Extracted data entries
--*--

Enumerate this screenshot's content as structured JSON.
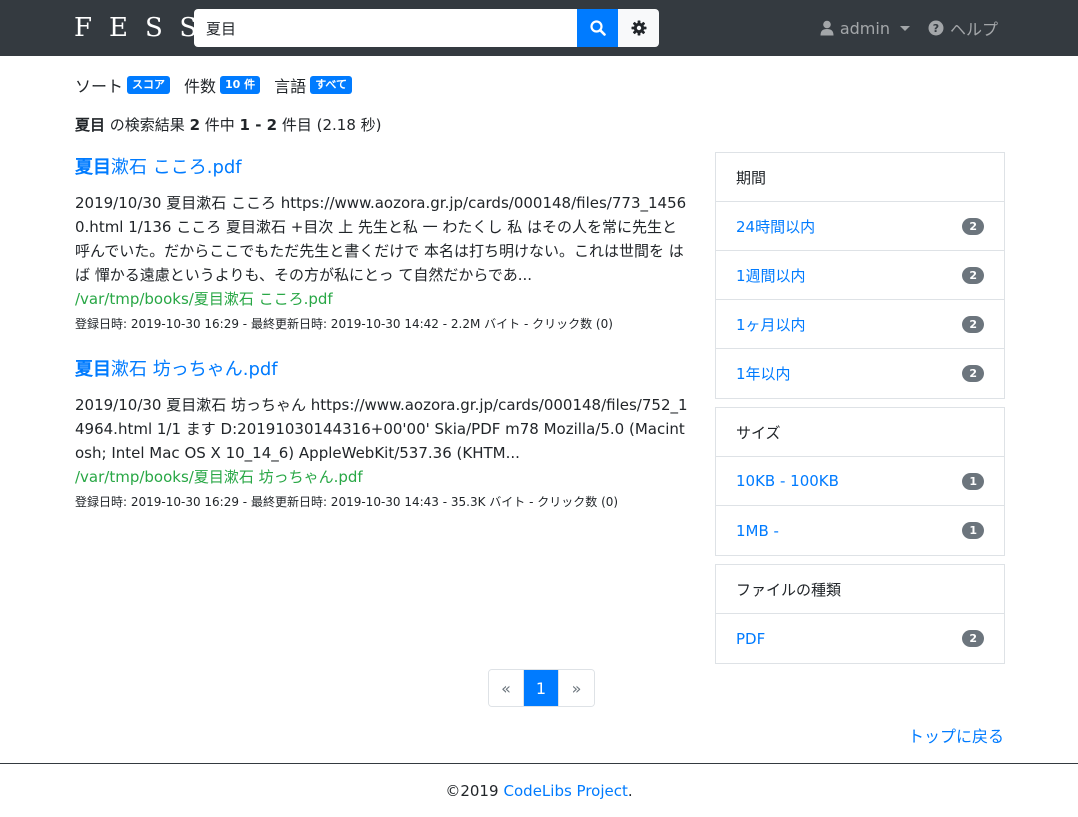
{
  "nav": {
    "brand": "FESS",
    "search_value": "夏目",
    "user_label": "admin",
    "help_label": "ヘルプ"
  },
  "options": {
    "sort_label": "ソート",
    "sort_value": "スコア",
    "count_label": "件数",
    "count_value": "10 件",
    "lang_label": "言語",
    "lang_value": "すべて"
  },
  "summary": {
    "query": "夏目",
    "text1": " の検索結果 ",
    "total": "2",
    "text2": " 件中 ",
    "range": "1 - 2",
    "text3": " 件目 (2.18 秒)"
  },
  "results": [
    {
      "title_hl": "夏目",
      "title_rest": "漱石 こころ.pdf",
      "body": "2019/10/30 夏目漱石 こころ https://www.aozora.gr.jp/cards/000148/files/773_14560.html 1/136 こころ 夏目漱石 +目次 上 先生と私 一 わたくし 私 はその人を常に先生と呼んでいた。だからここでもただ先生と書くだけで 本名は打ち明けない。これは世間を はば 憚かる遠慮というよりも、その方が私にとっ て自然だからであ...",
      "url": "/var/tmp/books/夏目漱石 こころ.pdf",
      "meta": "登録日時: 2019-10-30 16:29 - 最終更新日時: 2019-10-30 14:42 - 2.2M バイト - クリック数 (0)"
    },
    {
      "title_hl": "夏目",
      "title_rest": "漱石 坊っちゃん.pdf",
      "body": "2019/10/30 夏目漱石 坊っちゃん https://www.aozora.gr.jp/cards/000148/files/752_14964.html 1/1 ます D:20191030144316+00'00' Skia/PDF m78 Mozilla/5.0 (Macintosh; Intel Mac OS X 10_14_6) AppleWebKit/537.36 (KHTM...",
      "url": "/var/tmp/books/夏目漱石 坊っちゃん.pdf",
      "meta": "登録日時: 2019-10-30 16:29 - 最終更新日時: 2019-10-30 14:43 - 35.3K バイト - クリック数 (0)"
    }
  ],
  "facets": {
    "period": {
      "header": "期間",
      "items": [
        {
          "label": "24時間以内",
          "count": "2"
        },
        {
          "label": "1週間以内",
          "count": "2"
        },
        {
          "label": "1ヶ月以内",
          "count": "2"
        },
        {
          "label": "1年以内",
          "count": "2"
        }
      ]
    },
    "size": {
      "header": "サイズ",
      "items": [
        {
          "label": "10KB - 100KB",
          "count": "1"
        },
        {
          "label": "1MB -",
          "count": "1"
        }
      ]
    },
    "filetype": {
      "header": "ファイルの種類",
      "items": [
        {
          "label": "PDF",
          "count": "2"
        }
      ]
    }
  },
  "pagination": {
    "prev": "«",
    "current": "1",
    "next": "»"
  },
  "back_to_top": "トップに戻る",
  "footer": {
    "copyright": "©2019",
    "link": "CodeLibs Project",
    "suffix": "."
  }
}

--*--

Written exercise:
Which lines hold the word "html"? Show each one.

Reply to the task:
      "body": "2019/10/30 夏目漱石 こころ https://www.aozora.gr.jp/cards/000148/files/773_14560.html 1/136 こころ 夏目漱石 +目次 上 先生と私 一 わたくし 私 はその人を常に先生と呼んでいた。だからここでもただ先生と書くだけで 本名は打ち明けない。これは世間を はば 憚かる遠慮というよりも、その方が私にとっ て自然だからであ...",
      "body": "2019/10/30 夏目漱石 坊っちゃん https://www.aozora.gr.jp/cards/000148/files/752_14964.html 1/1 ます D:20191030144316+00'00' Skia/PDF m78 Mozilla/5.0 (Macintosh; Intel Mac OS X 10_14_6) AppleWebKit/537.36 (KHTM...",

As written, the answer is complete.